Required task
Extract every line of the material that holds the string "dolor".

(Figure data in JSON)
## START

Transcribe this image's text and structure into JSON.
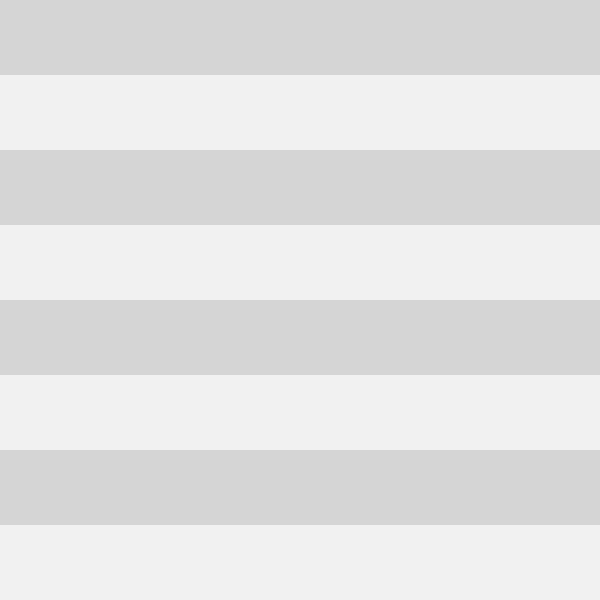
{
  "pattern": {
    "orientation": "horizontal",
    "stripe_count": 8,
    "colors": [
      "#d5d5d5",
      "#f1f1f1"
    ]
  }
}
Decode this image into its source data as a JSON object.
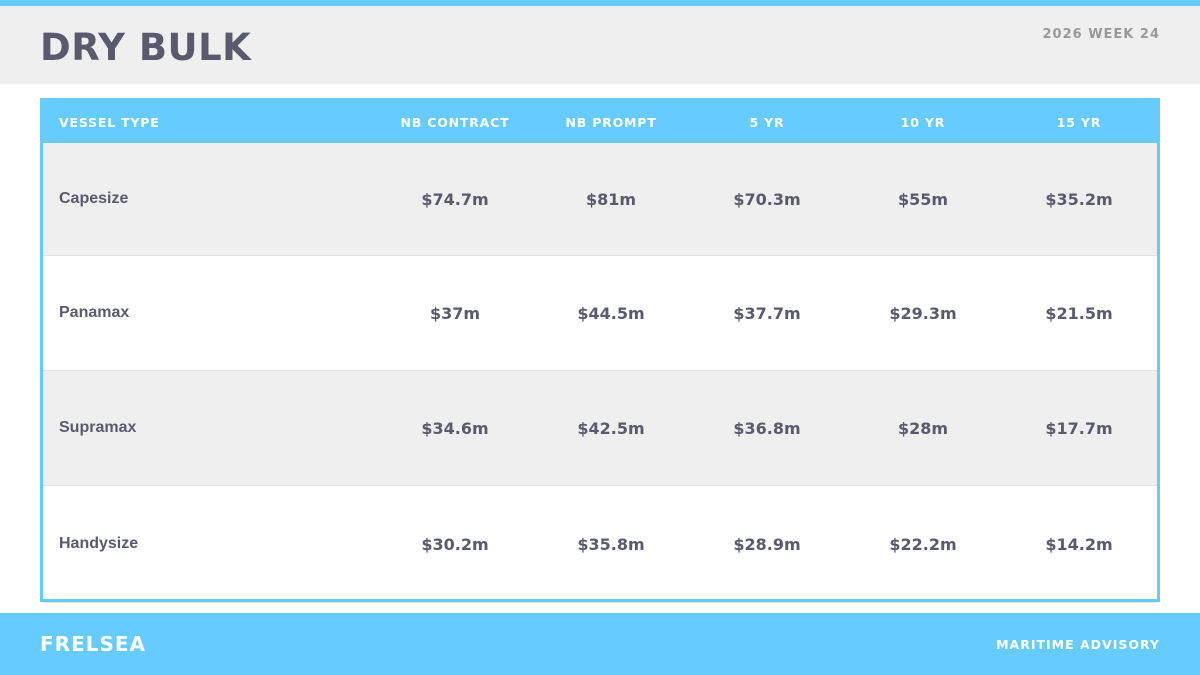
{
  "header": {
    "title": "DRY BULK",
    "subtitle": "2026 WEEK 24"
  },
  "table": {
    "columns": [
      "VESSEL TYPE",
      "NB CONTRACT",
      "NB PROMPT",
      "5 YR",
      "10 YR",
      "15 YR"
    ],
    "rows": [
      [
        "Capesize",
        "$74.7m",
        "$81m",
        "$70.3m",
        "$55m",
        "$35.2m"
      ],
      [
        "Panamax",
        "$37m",
        "$44.5m",
        "$37.7m",
        "$29.3m",
        "$21.5m"
      ],
      [
        "Supramax",
        "$34.6m",
        "$42.5m",
        "$36.8m",
        "$28m",
        "$17.7m"
      ],
      [
        "Handysize",
        "$30.2m",
        "$35.8m",
        "$28.9m",
        "$22.2m",
        "$14.2m"
      ]
    ]
  },
  "footer": {
    "brand": "FRELSEA",
    "tagline": "MARITIME ADVISORY"
  }
}
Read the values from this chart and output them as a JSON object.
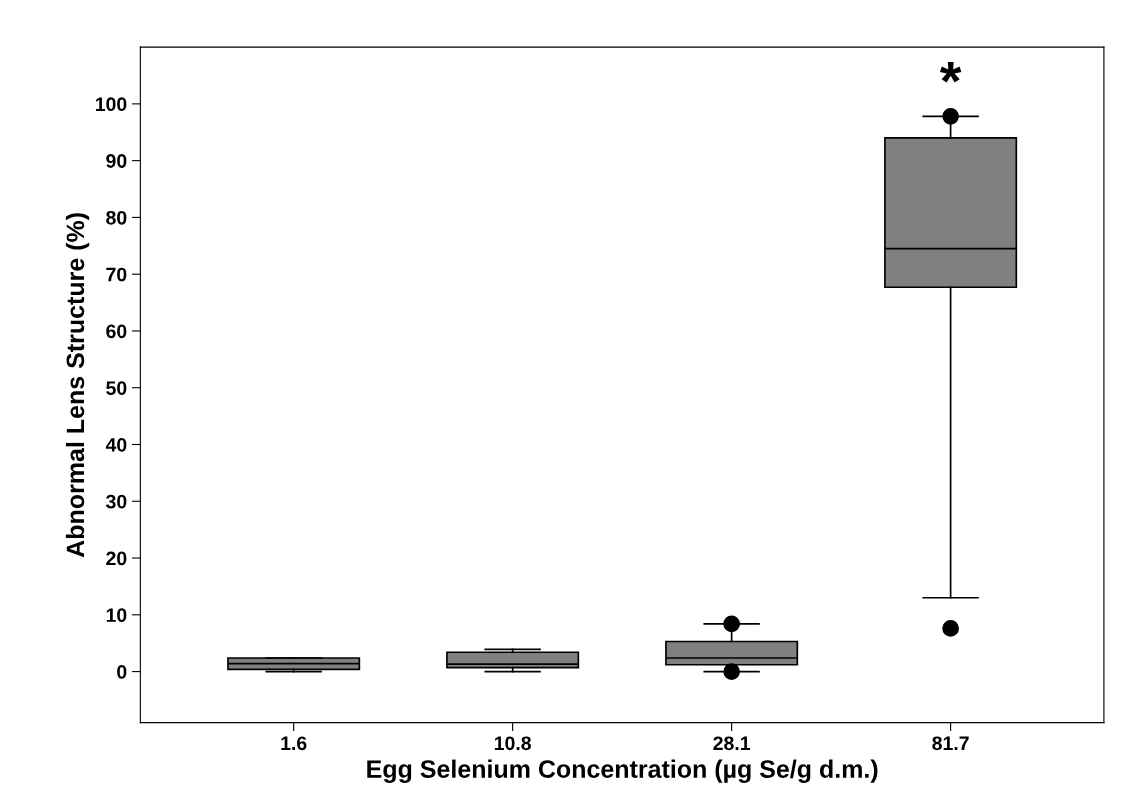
{
  "chart_data": {
    "type": "box",
    "xlabel": "Egg Selenium Concentration (µg Se/g d.m.)",
    "ylabel": "Abnormal Lens Structure (%)",
    "categories": [
      "1.6",
      "10.8",
      "28.1",
      "81.7"
    ],
    "color": "#808080",
    "boxes": [
      {
        "low": 0,
        "q1": 0.4,
        "median": 1.4,
        "q3": 2.4,
        "high": 2.4
      },
      {
        "low": 0,
        "q1": 0.7,
        "median": 1.3,
        "q3": 3.4,
        "high": 3.9
      },
      {
        "low": 0,
        "q1": 1.2,
        "median": 2.4,
        "q3": 5.3,
        "high": 8.4,
        "outliers": [
          8.4,
          0
        ]
      },
      {
        "low": 13,
        "q1": 67.7,
        "median": 74.5,
        "q3": 94,
        "high": 97.8,
        "outliers": [
          97.8,
          7.6
        ]
      }
    ],
    "ylim": [
      -9,
      110
    ],
    "yticks": [
      0,
      10,
      20,
      30,
      40,
      50,
      60,
      70,
      80,
      90,
      100
    ],
    "annotations": [
      "*"
    ],
    "grid": false
  }
}
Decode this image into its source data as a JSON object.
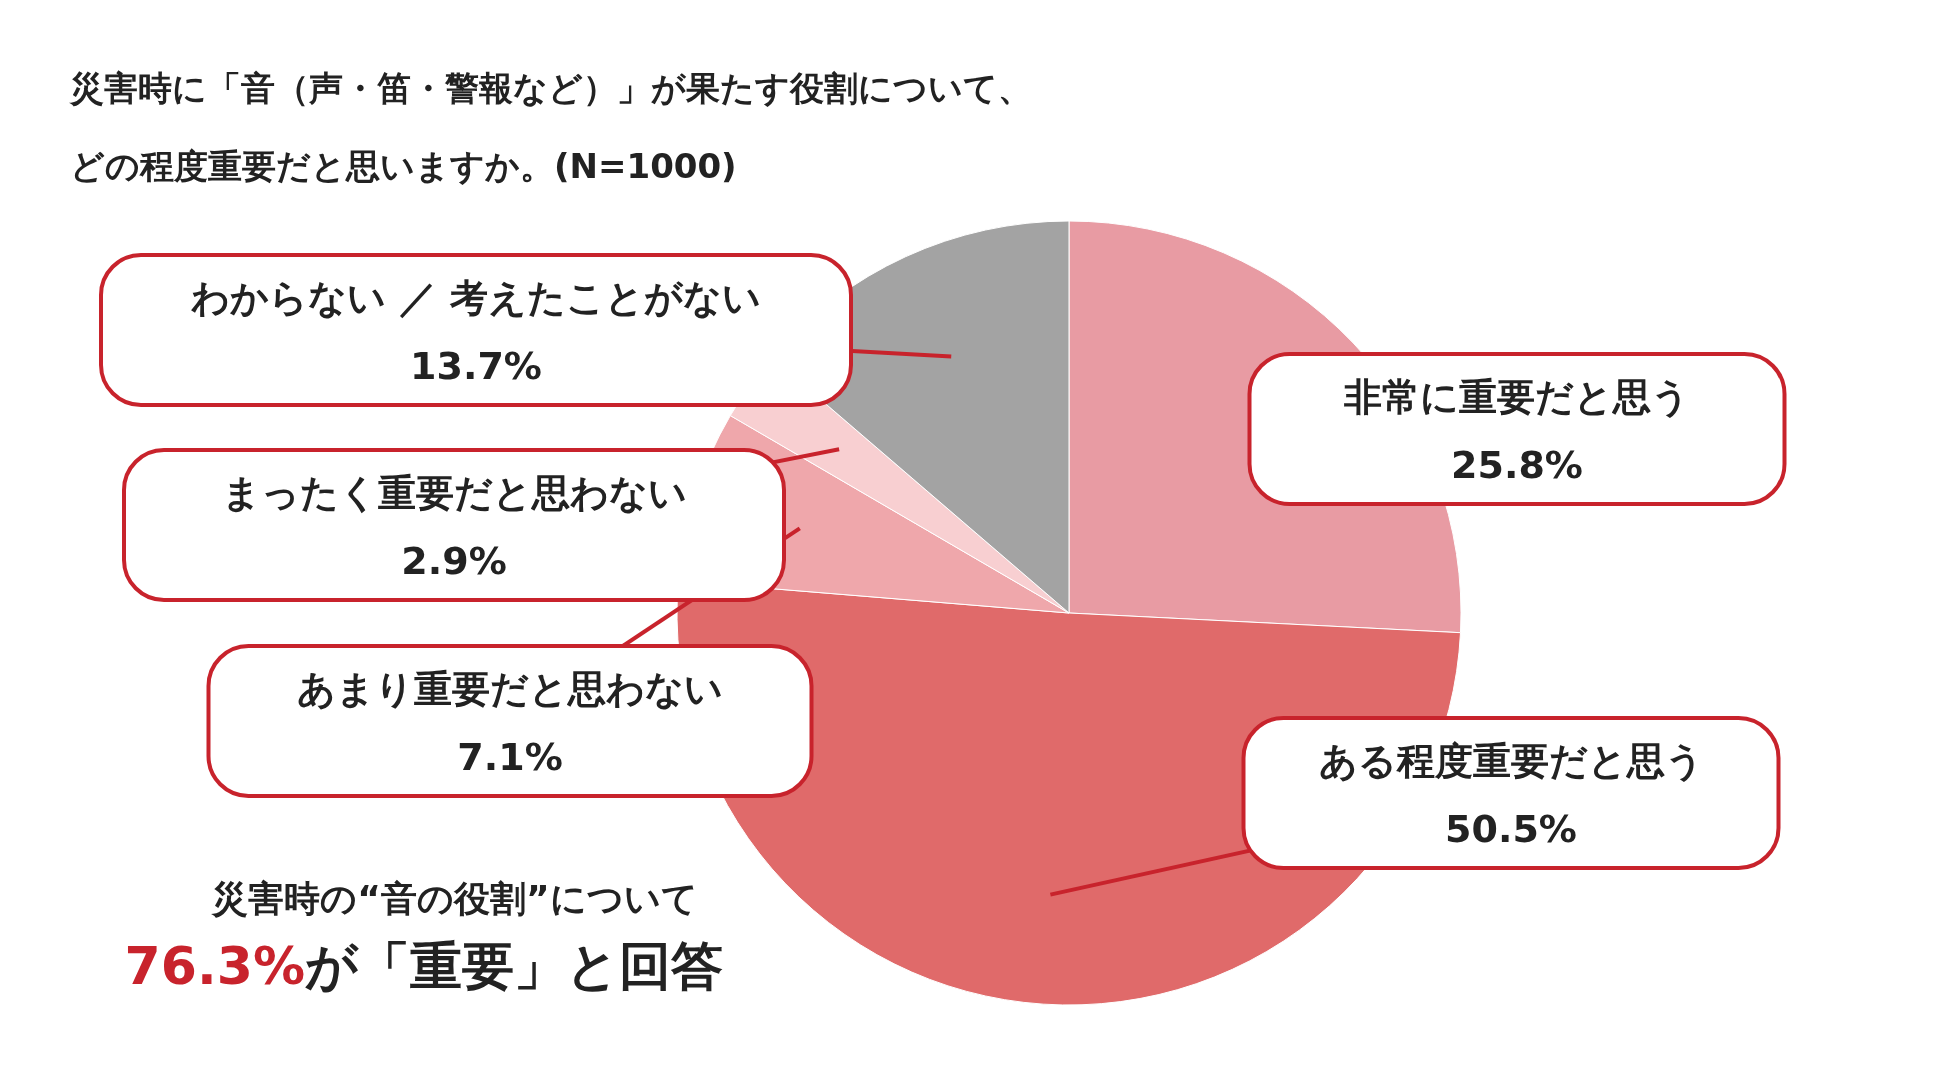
{
  "chart_data": {
    "type": "pie",
    "title": "災害時に「音（声・笛・警報など）」が果たす役割について、",
    "subtitle": "どの程度重要だと思いますか。(N=1000)",
    "categories": [
      "非常に重要だと思う",
      "ある程度重要だと思う",
      "あまり重要だと思わない",
      "まったく重要だと思わない",
      "わからない ／ 考えたことがない"
    ],
    "values": [
      25.8,
      50.5,
      7.1,
      2.9,
      13.7
    ],
    "value_labels": [
      "25.8%",
      "50.5%",
      "7.1%",
      "2.9%",
      "13.7%"
    ],
    "colors": [
      "#e89ba3",
      "#e06a6a",
      "#efa7ab",
      "#f8cfd1",
      "#a3a3a3"
    ],
    "annotations": [
      "災害時の“音の役割”について",
      "76.3%",
      "が「重要」と回答"
    ]
  }
}
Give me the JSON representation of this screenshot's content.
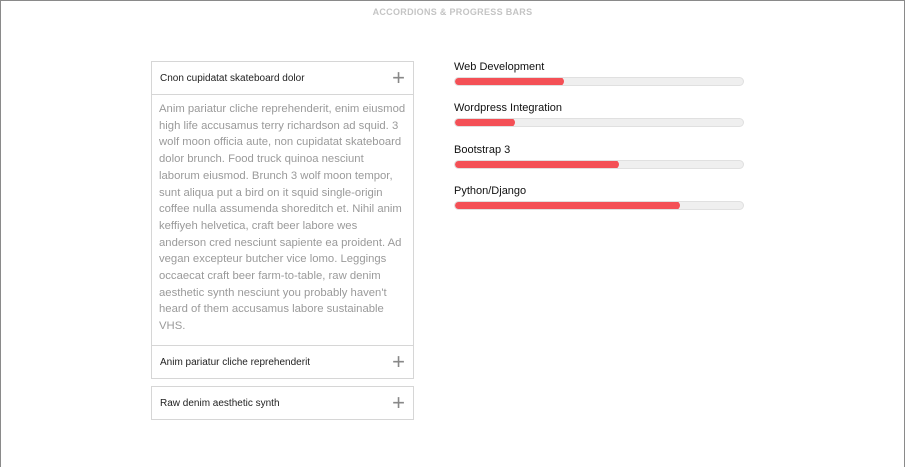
{
  "page": {
    "title": "ACCORDIONS & PROGRESS BARS"
  },
  "accordion": [
    {
      "title": "Cnon cupidatat skateboard dolor",
      "expanded": true,
      "body": "Anim pariatur cliche reprehenderit, enim eiusmod high life accusamus terry richardson ad squid. 3 wolf moon officia aute, non cupidatat skateboard dolor brunch. Food truck quinoa nesciunt laborum eiusmod. Brunch 3 wolf moon tempor, sunt aliqua put a bird on it squid single-origin coffee nulla assumenda shoreditch et. Nihil anim keffiyeh helvetica, craft beer labore wes anderson cred nesciunt sapiente ea proident. Ad vegan excepteur butcher vice lomo. Leggings occaecat craft beer farm-to-table, raw denim aesthetic synth nesciunt you probably haven't heard of them accusamus labore sustainable VHS.",
      "icon": "plus-icon"
    },
    {
      "title": "Anim pariatur cliche reprehenderit",
      "expanded": false,
      "icon": "plus-icon"
    },
    {
      "title": "Raw denim aesthetic synth",
      "expanded": false,
      "icon": "plus-icon"
    }
  ],
  "skills": [
    {
      "label": "Web Development",
      "percent": 38
    },
    {
      "label": "Wordpress Integration",
      "percent": 21
    },
    {
      "label": "Bootstrap 3",
      "percent": 57
    },
    {
      "label": "Python/Django",
      "percent": 78
    }
  ],
  "colors": {
    "accent": "#f45056",
    "track": "#efefef"
  }
}
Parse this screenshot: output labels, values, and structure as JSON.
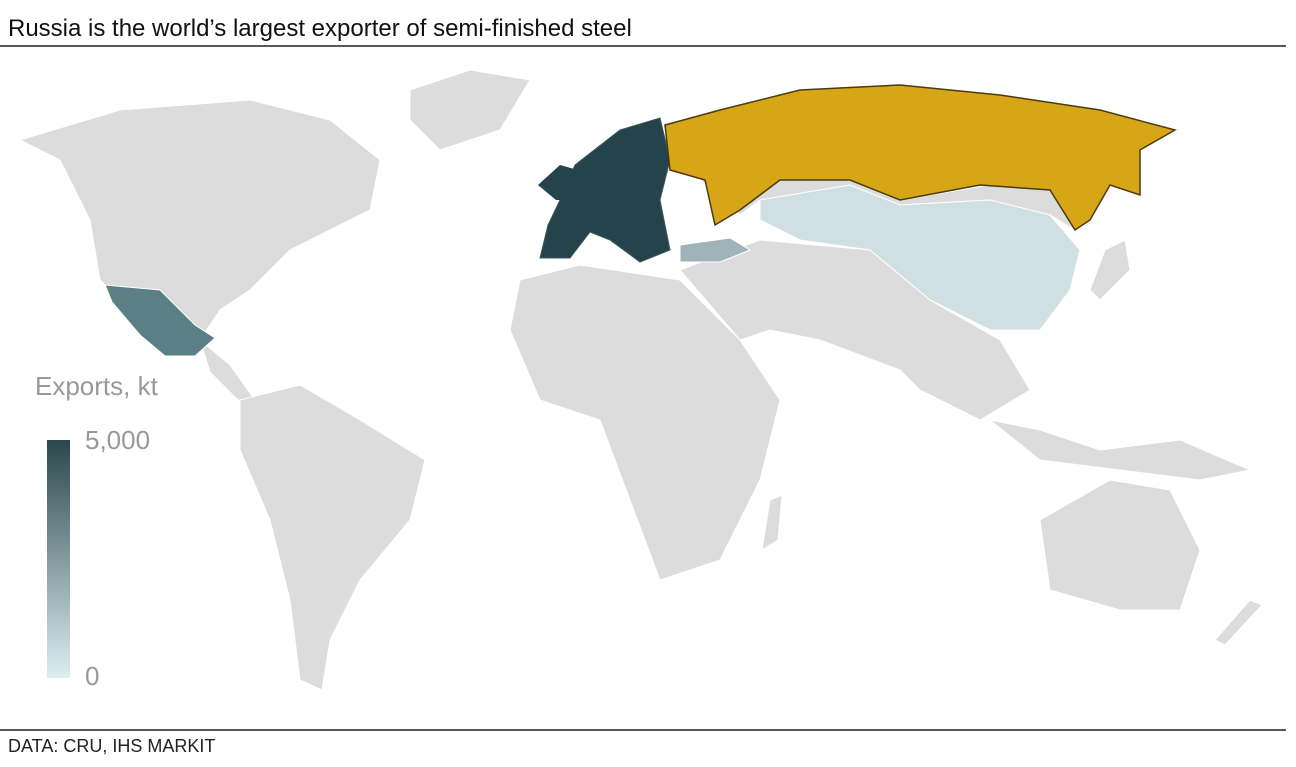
{
  "title": "Russia is the world’s largest exporter of semi-finished steel",
  "legend": {
    "title": "Exports, kt",
    "ticks": [
      {
        "value": 5000,
        "label": "5,000"
      },
      0
    ],
    "colors": [
      "#2a474c",
      "#ddeef3"
    ]
  },
  "source": "DATA: CRU, IHS MARKIT"
}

## END

Response to the exercise
      "title": "Cnon cupidatat skateboard dolor",
      "body": "Anim pariatur cliche reprehenderit, enim eiusmod high life accusamus terry richardson ad squid. 3 wolf moon officia aute, non cupidatat skateboard dolor brunch. Food truck quinoa nesciunt laborum eiusmod. Brunch 3 wolf moon tempor, sunt aliqua put a bird on it squid single-origin coffee nulla assumenda shoreditch et. Nihil anim keffiyeh helvetica, craft beer labore wes anderson cred nesciunt sapiente ea proident. Ad vegan excepteur butcher vice lomo. Leggings occaecat craft beer farm-to-table, raw denim aesthetic synth nesciunt you probably haven't heard of them accusamus labore sustainable VHS.",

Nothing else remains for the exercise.